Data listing
━━━━━━━━━━━━━━━━━━━━

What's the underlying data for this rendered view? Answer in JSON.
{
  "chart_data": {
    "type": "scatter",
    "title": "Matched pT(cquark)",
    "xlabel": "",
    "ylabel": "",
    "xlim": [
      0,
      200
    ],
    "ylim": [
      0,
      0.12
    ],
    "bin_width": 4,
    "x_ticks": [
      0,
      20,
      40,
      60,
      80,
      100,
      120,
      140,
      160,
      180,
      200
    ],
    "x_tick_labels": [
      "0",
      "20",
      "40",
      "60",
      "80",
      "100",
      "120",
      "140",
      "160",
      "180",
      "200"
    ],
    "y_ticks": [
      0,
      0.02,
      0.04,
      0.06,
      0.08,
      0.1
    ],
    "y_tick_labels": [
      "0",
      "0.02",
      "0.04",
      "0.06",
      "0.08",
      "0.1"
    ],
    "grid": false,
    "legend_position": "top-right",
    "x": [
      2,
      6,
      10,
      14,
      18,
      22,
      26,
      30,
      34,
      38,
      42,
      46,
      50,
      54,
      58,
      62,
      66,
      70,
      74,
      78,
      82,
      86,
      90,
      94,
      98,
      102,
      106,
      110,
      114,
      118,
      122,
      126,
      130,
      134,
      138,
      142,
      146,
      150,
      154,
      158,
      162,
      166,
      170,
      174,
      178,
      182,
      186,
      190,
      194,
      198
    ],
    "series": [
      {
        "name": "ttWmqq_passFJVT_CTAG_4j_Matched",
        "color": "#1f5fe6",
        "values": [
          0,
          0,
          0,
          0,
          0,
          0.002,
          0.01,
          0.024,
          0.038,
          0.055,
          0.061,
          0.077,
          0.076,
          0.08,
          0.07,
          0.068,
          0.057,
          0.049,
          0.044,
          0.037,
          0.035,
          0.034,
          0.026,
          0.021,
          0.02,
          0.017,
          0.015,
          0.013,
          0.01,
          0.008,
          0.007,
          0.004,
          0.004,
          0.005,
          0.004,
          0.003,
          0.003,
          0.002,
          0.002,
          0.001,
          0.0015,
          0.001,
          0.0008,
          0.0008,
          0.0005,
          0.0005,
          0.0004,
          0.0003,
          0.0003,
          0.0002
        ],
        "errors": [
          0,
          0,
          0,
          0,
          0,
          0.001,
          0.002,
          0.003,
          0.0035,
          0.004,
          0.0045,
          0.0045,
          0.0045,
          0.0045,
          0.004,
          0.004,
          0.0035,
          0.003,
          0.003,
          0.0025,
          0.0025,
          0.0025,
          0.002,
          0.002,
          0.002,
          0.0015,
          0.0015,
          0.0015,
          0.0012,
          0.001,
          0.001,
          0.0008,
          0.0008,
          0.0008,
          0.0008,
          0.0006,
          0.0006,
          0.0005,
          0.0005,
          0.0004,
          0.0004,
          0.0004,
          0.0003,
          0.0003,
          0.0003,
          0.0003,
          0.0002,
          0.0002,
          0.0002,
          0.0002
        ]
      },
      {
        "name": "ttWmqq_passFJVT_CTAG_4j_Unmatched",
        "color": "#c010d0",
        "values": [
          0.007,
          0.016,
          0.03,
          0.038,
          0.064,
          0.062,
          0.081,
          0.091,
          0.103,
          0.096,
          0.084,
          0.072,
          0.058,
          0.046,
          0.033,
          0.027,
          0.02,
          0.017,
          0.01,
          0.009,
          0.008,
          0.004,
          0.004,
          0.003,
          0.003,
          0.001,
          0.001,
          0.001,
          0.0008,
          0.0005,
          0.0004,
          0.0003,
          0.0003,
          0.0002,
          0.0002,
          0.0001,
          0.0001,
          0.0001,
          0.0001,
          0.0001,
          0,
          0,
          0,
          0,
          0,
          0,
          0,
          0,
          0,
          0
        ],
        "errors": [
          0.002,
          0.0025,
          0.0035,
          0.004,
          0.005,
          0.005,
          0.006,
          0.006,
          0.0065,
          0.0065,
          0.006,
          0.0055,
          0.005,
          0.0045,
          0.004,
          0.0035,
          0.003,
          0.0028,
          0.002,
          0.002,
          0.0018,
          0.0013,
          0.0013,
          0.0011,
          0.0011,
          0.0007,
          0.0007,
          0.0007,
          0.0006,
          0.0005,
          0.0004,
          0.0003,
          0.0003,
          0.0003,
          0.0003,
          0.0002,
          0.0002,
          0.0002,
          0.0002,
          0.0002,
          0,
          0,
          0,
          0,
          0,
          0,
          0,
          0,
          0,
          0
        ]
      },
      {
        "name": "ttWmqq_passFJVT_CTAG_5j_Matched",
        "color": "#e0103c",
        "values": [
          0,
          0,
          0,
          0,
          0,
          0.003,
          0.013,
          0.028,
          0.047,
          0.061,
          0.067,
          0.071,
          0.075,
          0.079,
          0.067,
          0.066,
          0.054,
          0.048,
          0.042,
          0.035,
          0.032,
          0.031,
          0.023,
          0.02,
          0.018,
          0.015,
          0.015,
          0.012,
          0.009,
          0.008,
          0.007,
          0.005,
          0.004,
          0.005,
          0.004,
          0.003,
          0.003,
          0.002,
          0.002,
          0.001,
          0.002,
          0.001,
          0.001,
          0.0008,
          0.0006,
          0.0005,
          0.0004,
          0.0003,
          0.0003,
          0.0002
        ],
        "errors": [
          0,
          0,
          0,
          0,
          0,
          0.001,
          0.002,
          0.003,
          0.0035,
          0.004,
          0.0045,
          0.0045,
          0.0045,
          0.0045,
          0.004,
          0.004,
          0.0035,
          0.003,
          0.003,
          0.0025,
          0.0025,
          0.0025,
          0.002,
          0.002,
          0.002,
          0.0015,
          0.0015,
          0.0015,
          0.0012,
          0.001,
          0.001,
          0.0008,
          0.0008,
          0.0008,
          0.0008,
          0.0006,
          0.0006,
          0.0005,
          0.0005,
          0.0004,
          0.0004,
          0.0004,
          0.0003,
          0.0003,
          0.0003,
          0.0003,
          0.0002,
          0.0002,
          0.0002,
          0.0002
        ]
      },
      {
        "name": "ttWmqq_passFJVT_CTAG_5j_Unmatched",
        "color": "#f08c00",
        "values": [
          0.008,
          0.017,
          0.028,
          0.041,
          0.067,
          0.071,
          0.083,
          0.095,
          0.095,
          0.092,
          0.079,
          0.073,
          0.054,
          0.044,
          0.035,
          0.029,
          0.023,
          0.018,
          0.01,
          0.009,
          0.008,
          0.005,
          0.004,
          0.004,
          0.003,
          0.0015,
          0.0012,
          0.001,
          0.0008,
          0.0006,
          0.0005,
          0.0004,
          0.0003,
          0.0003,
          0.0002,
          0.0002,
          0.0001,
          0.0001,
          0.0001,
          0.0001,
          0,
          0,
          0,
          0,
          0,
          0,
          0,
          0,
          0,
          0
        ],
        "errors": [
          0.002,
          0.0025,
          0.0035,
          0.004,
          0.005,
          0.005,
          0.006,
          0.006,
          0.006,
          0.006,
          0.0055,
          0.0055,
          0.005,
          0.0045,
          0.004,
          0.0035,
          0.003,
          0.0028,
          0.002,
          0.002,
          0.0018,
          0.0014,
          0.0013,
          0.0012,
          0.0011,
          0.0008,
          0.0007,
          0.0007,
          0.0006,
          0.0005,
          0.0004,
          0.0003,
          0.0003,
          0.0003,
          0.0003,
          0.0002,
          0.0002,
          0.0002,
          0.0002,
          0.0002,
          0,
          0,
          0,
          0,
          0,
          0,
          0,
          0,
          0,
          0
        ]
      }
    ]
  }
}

━━━━━━━━━━━━━━━━━━━━

Task objective.
Isolate the lines that hold the word "name" and copy all of them.

Written solution.
        "name": "ttWmqq_passFJVT_CTAG_4j_Matched",
        "name": "ttWmqq_passFJVT_CTAG_4j_Unmatched",
        "name": "ttWmqq_passFJVT_CTAG_5j_Matched",
        "name": "ttWmqq_passFJVT_CTAG_5j_Unmatched",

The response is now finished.